_DATA SECTION:_
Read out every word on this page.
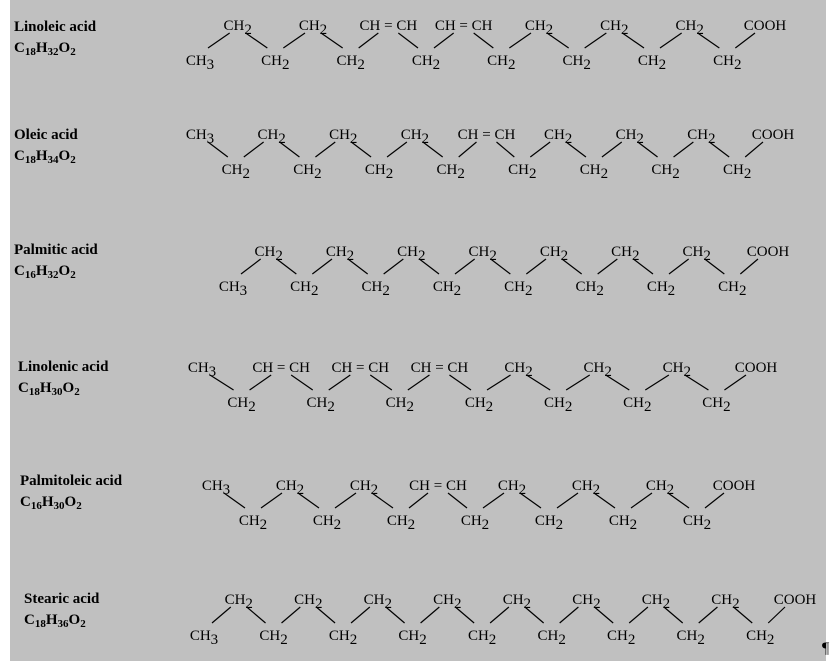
Linoleic acid
$C_{18}H_{32}O_2$
Oleic acid
$C_{18}H_{34}O_2$
Palmitic acid
$C_{16}H_{32}O_2$
Linolenic acid
$C_{18}H_{30}O_2$
Palmitoleic acid
$C_{16}H_{30}O_2$
Stearic acid
$C_{18}H_{36}O_2$
CH3
CH2
CH2
CH2
CH2
CH = CH
CH2
CH = CH
CH2
CH2
CH2
CH2
CH2
CH2
CH2
COOH
CH3
CH2
CH2
CH2
CH2
CH2
CH2
CH2
CH = CH
CH2
CH2
CH2
CH2
CH2
CH2
CH2
COOH
CH3
CH2
CH2
CH2
CH2
CH2
CH2
CH2
CH2
CH2
CH2
CH2
CH2
CH2
CH2
COOH
CH3
CH2
CH = CH
CH2
CH = CH
CH2
CH = CH
CH2
CH2
CH2
CH2
CH2
CH2
CH2
COOH
CH3
CH2
CH2
CH2
CH2
CH2
CH = CH
CH2
CH2
CH2
CH2
CH2
CH2
CH2
COOH
CH3
CH2
CH2
CH2
CH2
CH2
CH2
CH2
CH2
CH2
CH2
CH2
CH2
CH2
CH2
CH2
CH2
COOH
¶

_PROBLEM TO WORK ON:_
In the entries above, find each line with the string "acid" and copy it.

_EXPECTED ANSWER:_
Linoleic acid
Oleic acid
Palmitic acid
Linolenic acid
Palmitoleic acid
Stearic acid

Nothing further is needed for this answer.